SHORT PROBLEM
Extract every line that contains the word "label".

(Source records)
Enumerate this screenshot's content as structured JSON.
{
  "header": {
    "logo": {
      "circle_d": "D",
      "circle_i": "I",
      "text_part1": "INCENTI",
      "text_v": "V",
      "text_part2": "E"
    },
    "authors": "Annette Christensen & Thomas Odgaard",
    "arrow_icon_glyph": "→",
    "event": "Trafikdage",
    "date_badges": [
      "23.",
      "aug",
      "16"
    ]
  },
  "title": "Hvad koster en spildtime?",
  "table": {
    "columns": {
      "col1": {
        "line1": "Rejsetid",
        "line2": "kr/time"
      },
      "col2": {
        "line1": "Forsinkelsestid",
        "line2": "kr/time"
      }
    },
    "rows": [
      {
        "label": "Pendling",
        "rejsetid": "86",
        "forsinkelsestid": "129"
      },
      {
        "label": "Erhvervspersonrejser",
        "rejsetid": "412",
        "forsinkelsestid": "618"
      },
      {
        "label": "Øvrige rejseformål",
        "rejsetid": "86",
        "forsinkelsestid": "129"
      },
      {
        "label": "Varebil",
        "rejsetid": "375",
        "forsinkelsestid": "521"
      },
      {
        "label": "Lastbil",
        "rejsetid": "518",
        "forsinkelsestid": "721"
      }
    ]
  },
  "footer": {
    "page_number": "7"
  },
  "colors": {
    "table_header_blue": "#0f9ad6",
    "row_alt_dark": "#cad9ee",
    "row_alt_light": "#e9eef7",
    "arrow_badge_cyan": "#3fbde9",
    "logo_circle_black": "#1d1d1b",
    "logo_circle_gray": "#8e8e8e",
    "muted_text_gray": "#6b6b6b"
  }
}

EXERCISE OUTPUT
        "label": "Pendling",
        "label": "Erhvervspersonrejser",
        "label": "Øvrige rejseformål",
        "label": "Varebil",
        "label": "Lastbil",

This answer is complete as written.